# [Your goal]
Word for word, restate every line of the material.

(Excerpts from a figure dataset)

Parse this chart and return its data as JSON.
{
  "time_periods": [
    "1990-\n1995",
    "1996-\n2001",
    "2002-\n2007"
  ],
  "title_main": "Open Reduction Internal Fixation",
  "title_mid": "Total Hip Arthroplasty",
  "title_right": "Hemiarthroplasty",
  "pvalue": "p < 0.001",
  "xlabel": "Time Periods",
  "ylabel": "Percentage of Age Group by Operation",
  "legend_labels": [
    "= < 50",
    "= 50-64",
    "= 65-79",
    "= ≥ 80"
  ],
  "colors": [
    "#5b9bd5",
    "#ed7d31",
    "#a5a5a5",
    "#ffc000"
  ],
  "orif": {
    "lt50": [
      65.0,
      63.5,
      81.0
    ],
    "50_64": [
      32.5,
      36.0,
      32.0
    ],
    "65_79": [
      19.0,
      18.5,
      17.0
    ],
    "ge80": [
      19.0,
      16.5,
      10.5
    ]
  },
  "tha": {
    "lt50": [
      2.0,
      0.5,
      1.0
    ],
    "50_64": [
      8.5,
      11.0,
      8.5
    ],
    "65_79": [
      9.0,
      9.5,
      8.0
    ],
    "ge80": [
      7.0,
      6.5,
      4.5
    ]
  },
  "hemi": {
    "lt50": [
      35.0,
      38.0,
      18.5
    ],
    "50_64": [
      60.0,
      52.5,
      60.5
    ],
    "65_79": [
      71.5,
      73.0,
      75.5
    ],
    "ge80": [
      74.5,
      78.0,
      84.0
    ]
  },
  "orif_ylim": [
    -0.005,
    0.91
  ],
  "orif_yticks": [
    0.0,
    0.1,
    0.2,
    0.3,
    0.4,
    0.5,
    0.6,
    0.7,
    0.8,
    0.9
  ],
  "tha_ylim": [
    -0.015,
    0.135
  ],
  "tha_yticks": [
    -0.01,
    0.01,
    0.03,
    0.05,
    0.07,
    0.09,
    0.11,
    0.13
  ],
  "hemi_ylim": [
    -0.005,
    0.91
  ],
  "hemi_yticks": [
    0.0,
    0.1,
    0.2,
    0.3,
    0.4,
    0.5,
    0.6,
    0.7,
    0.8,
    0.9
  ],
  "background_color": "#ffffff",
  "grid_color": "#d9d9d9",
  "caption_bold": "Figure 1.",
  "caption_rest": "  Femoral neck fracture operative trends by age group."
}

# [Task solution]
Parse this chart and return its data as JSON.
{
  "time_periods": [
    "1990-\n1995",
    "1996-\n2001",
    "2002-\n2007"
  ],
  "title_main": "Open Reduction Internal Fixation",
  "title_mid": "Total Hip Arthroplasty",
  "title_right": "Hemiarthroplasty",
  "pvalue": "p < 0.001",
  "xlabel": "Time Periods",
  "ylabel": "Percentage of Age Group by Operation",
  "legend_labels": [
    "= < 50",
    "= 50-64",
    "= 65-79",
    "= ≥ 80"
  ],
  "colors": [
    "#5b9bd5",
    "#ed7d31",
    "#a5a5a5",
    "#ffc000"
  ],
  "orif": {
    "lt50": [
      65.0,
      63.5,
      81.0
    ],
    "50_64": [
      32.5,
      36.0,
      32.0
    ],
    "65_79": [
      19.0,
      18.5,
      17.0
    ],
    "ge80": [
      19.0,
      16.5,
      10.5
    ]
  },
  "tha": {
    "lt50": [
      2.0,
      0.5,
      1.0
    ],
    "50_64": [
      8.5,
      11.0,
      8.5
    ],
    "65_79": [
      9.0,
      9.5,
      8.0
    ],
    "ge80": [
      7.0,
      6.5,
      4.5
    ]
  },
  "hemi": {
    "lt50": [
      35.0,
      38.0,
      18.5
    ],
    "50_64": [
      60.0,
      52.5,
      60.5
    ],
    "65_79": [
      71.5,
      73.0,
      75.5
    ],
    "ge80": [
      74.5,
      78.0,
      84.0
    ]
  },
  "orif_ylim": [
    -0.005,
    0.91
  ],
  "orif_yticks": [
    0.0,
    0.1,
    0.2,
    0.3,
    0.4,
    0.5,
    0.6,
    0.7,
    0.8,
    0.9
  ],
  "tha_ylim": [
    -0.015,
    0.135
  ],
  "tha_yticks": [
    -0.01,
    0.01,
    0.03,
    0.05,
    0.07,
    0.09,
    0.11,
    0.13
  ],
  "hemi_ylim": [
    -0.005,
    0.91
  ],
  "hemi_yticks": [
    0.0,
    0.1,
    0.2,
    0.3,
    0.4,
    0.5,
    0.6,
    0.7,
    0.8,
    0.9
  ],
  "background_color": "#ffffff",
  "grid_color": "#d9d9d9",
  "caption_bold": "Figure 1.",
  "caption_rest": "  Femoral neck fracture operative trends by age group."
}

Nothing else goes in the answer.